-- start THE INPUT --

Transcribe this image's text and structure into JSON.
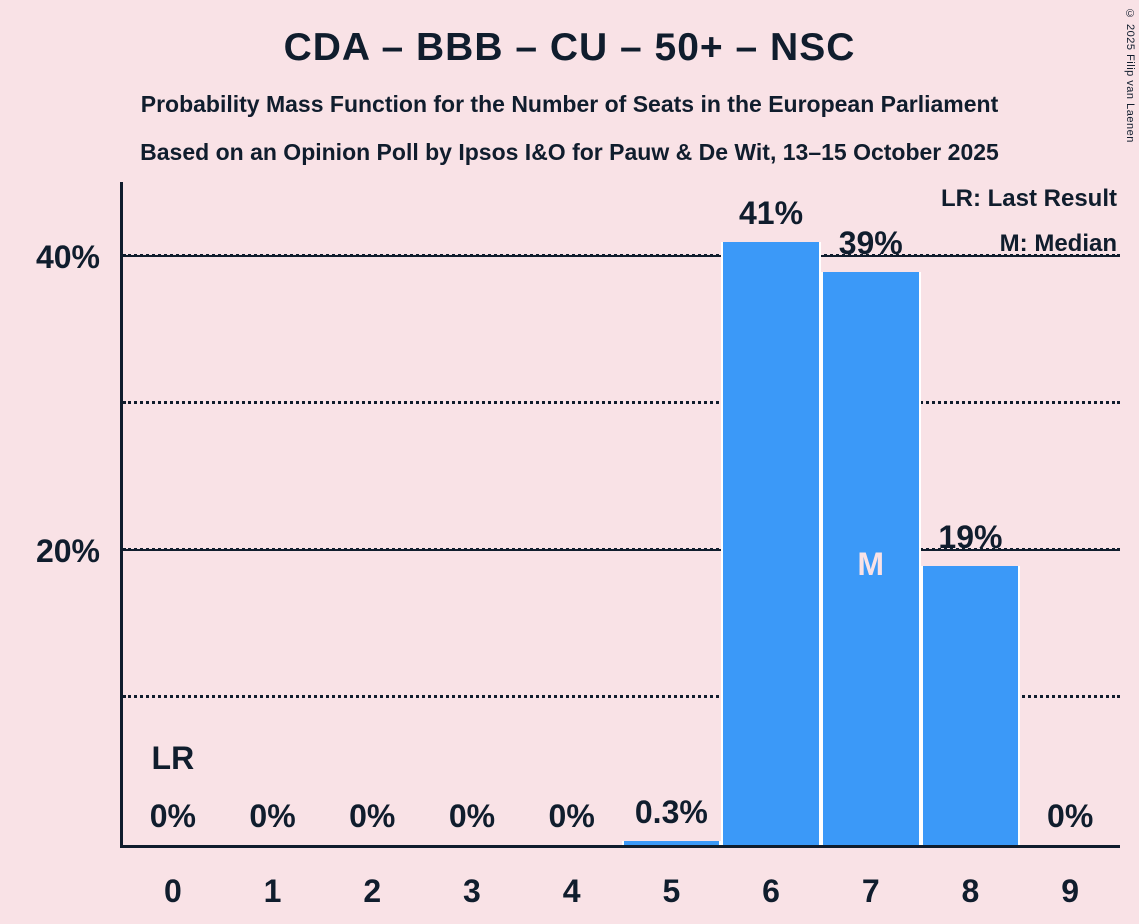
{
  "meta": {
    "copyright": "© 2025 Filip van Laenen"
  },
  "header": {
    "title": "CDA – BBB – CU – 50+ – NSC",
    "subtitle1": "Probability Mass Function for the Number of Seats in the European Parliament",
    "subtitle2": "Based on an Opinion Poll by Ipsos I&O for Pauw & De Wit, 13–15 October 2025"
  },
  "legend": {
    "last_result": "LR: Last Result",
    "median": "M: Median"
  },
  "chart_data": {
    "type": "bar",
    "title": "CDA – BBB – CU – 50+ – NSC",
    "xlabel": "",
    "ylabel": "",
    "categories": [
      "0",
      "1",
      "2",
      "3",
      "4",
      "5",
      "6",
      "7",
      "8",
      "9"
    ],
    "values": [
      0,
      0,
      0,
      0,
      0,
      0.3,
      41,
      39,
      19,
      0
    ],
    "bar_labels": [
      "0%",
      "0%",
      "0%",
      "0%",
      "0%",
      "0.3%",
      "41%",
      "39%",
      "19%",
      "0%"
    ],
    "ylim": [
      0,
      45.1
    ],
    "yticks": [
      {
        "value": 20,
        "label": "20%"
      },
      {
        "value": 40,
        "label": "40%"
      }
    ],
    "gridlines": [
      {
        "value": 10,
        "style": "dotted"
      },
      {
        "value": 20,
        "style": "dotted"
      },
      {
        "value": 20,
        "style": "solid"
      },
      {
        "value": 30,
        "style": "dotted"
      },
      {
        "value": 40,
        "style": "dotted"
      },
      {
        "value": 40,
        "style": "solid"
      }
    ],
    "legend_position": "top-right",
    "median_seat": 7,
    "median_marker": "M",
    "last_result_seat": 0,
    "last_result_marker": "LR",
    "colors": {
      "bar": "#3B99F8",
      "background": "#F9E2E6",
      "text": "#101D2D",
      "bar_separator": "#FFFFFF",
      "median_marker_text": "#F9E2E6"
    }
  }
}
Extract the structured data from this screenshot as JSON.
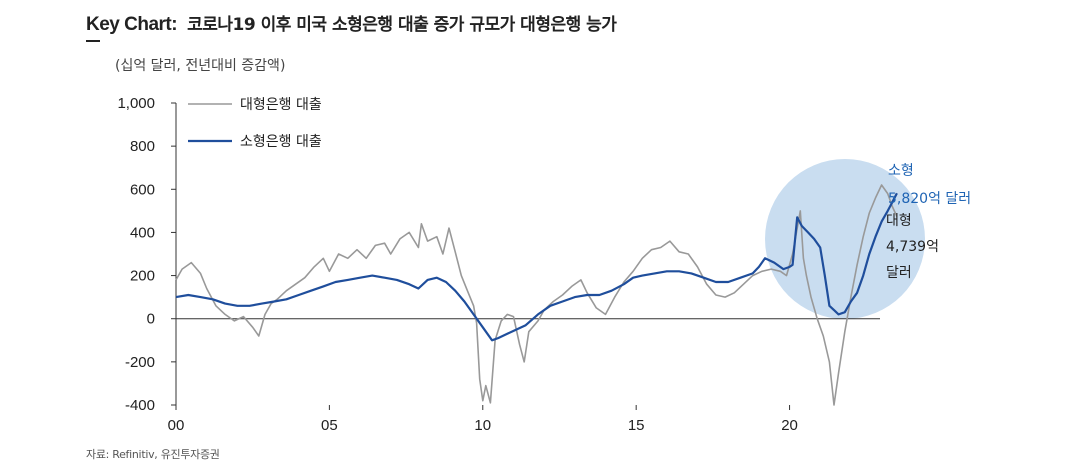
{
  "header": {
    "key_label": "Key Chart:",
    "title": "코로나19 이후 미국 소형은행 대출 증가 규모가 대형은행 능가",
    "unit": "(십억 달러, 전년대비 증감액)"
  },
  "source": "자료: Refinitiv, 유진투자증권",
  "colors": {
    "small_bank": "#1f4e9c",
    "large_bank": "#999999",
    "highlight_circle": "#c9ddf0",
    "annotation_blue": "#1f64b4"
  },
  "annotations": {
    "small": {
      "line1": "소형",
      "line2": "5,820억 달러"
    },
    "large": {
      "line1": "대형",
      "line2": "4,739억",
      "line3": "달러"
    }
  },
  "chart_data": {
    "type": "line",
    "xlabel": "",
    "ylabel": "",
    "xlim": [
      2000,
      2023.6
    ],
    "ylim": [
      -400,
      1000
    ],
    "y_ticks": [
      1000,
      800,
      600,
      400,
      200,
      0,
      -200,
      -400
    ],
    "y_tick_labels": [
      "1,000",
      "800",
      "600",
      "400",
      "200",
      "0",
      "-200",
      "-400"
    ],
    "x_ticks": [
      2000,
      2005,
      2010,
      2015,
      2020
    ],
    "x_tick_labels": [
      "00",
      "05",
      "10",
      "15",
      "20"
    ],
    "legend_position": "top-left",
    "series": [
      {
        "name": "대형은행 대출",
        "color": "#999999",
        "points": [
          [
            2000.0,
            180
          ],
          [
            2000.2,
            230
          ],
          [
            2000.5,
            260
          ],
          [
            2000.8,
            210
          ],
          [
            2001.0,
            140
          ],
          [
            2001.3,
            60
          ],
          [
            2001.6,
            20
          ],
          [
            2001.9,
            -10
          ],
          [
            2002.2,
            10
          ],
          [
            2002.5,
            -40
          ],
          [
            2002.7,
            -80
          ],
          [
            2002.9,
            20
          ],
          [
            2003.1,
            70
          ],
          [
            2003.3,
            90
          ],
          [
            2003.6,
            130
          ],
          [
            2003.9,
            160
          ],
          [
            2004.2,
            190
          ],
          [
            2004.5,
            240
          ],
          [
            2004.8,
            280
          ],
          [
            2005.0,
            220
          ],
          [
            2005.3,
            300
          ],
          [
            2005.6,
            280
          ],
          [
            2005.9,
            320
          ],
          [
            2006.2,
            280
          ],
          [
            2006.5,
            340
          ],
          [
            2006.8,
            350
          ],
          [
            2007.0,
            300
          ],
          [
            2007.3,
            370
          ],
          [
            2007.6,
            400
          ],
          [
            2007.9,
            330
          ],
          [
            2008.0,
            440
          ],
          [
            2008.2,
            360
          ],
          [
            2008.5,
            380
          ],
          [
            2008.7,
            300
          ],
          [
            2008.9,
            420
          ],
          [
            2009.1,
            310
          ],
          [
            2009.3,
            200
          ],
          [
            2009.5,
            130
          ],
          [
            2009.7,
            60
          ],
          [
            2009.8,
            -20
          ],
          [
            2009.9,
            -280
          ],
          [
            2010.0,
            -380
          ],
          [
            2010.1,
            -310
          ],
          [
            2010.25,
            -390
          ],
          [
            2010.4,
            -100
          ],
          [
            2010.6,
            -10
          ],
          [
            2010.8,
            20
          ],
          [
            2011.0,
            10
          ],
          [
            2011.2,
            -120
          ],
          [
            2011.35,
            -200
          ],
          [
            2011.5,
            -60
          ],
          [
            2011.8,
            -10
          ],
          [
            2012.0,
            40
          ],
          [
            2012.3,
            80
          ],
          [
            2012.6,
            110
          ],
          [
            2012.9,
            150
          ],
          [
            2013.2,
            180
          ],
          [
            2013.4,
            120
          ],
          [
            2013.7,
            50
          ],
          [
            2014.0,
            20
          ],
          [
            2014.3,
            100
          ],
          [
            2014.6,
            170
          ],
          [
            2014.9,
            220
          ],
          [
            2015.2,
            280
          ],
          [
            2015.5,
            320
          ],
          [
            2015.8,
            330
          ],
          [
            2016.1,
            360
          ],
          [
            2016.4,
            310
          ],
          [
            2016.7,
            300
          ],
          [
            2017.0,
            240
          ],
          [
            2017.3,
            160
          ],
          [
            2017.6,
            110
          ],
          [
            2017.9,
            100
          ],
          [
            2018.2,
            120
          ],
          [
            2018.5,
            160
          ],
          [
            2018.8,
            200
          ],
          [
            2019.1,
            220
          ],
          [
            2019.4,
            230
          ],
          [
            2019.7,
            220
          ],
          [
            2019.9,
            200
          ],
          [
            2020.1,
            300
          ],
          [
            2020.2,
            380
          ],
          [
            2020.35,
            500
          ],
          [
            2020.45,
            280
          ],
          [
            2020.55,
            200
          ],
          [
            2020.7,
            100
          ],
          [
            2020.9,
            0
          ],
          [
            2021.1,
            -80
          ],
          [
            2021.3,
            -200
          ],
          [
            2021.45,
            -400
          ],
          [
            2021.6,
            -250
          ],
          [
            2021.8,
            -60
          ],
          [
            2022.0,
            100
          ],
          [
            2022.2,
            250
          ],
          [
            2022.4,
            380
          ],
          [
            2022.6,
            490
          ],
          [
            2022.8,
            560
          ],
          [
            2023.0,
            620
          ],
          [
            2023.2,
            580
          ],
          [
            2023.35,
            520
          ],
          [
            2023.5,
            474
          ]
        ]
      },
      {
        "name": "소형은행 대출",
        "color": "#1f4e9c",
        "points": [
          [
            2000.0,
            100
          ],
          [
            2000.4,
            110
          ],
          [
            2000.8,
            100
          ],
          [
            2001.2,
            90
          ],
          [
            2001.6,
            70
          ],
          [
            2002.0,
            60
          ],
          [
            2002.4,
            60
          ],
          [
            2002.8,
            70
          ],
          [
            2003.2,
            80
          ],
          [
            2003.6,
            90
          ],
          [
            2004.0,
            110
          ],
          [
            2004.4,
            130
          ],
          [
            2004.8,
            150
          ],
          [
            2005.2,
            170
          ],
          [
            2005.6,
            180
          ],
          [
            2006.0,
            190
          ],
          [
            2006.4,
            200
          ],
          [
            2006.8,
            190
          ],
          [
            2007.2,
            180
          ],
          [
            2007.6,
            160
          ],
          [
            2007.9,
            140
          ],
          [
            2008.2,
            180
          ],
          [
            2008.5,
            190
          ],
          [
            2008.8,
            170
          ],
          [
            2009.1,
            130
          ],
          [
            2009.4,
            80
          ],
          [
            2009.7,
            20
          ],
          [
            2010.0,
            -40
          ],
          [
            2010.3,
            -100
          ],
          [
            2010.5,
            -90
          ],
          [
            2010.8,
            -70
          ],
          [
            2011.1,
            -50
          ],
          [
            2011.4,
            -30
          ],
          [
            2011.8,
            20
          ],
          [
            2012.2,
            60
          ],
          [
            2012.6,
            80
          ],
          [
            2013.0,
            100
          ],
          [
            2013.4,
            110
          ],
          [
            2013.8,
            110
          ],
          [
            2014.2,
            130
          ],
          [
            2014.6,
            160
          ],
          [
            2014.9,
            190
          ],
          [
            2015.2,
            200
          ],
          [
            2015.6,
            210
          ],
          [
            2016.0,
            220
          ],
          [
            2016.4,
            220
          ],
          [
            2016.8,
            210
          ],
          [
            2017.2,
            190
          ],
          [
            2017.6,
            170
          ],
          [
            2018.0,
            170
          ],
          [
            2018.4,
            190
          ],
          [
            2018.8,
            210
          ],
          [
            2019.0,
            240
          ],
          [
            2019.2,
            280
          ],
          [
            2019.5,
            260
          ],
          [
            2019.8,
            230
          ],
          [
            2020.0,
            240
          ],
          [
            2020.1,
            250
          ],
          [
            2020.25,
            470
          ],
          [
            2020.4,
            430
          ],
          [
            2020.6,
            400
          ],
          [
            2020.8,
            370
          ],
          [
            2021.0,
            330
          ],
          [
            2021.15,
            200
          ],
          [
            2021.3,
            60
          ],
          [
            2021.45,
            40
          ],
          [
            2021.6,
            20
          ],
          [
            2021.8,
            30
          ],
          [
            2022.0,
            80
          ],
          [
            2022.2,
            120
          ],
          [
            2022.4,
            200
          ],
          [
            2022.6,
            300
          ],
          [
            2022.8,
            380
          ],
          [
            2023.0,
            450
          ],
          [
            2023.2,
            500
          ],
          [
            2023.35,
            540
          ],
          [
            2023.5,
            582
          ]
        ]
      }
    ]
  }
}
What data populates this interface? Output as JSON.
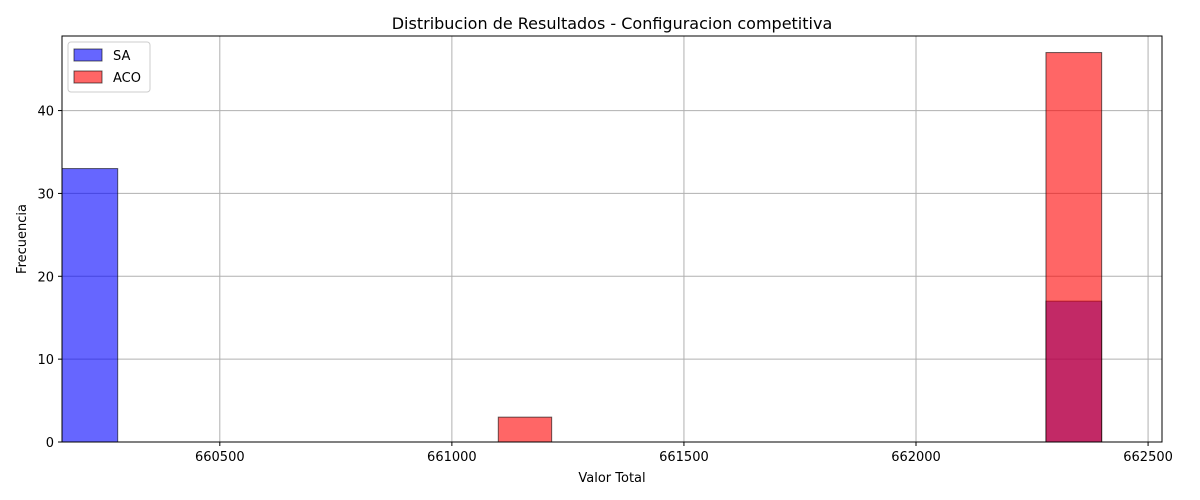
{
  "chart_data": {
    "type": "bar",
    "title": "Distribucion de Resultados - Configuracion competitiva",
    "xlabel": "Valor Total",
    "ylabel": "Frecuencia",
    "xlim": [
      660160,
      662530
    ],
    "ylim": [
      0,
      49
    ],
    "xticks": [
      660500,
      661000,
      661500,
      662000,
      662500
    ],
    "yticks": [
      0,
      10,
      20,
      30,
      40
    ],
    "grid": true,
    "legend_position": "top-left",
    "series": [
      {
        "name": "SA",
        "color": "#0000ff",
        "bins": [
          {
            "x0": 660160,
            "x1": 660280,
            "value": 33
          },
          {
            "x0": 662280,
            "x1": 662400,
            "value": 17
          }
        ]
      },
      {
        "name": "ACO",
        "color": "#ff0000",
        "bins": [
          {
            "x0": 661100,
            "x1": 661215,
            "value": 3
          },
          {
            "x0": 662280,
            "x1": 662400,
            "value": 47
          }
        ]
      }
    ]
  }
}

-- end THE INPUT --

**WRITTEN PROBLEM:** Quote precisely the lines of the data from the line containing "What data populates" through its final line, both included, excluding pictures.

**CORRECT RESULT:**
What data populates this interface? Output as JSON.
{
  "chart_data": {
    "type": "bar",
    "title": "Distribucion de Resultados - Configuracion competitiva",
    "xlabel": "Valor Total",
    "ylabel": "Frecuencia",
    "xlim": [
      660160,
      662530
    ],
    "ylim": [
      0,
      49
    ],
    "xticks": [
      660500,
      661000,
      661500,
      662000,
      662500
    ],
    "yticks": [
      0,
      10,
      20,
      30,
      40
    ],
    "grid": true,
    "legend_position": "top-left",
    "series": [
      {
        "name": "SA",
        "color": "#0000ff",
        "bins": [
          {
            "x0": 660160,
            "x1": 660280,
            "value": 33
          },
          {
            "x0": 662280,
            "x1": 662400,
            "value": 17
          }
        ]
      },
      {
        "name": "ACO",
        "color": "#ff0000",
        "bins": [
          {
            "x0": 661100,
            "x1": 661215,
            "value": 3
          },
          {
            "x0": 662280,
            "x1": 662400,
            "value": 47
          }
        ]
      }
    ]
  }
}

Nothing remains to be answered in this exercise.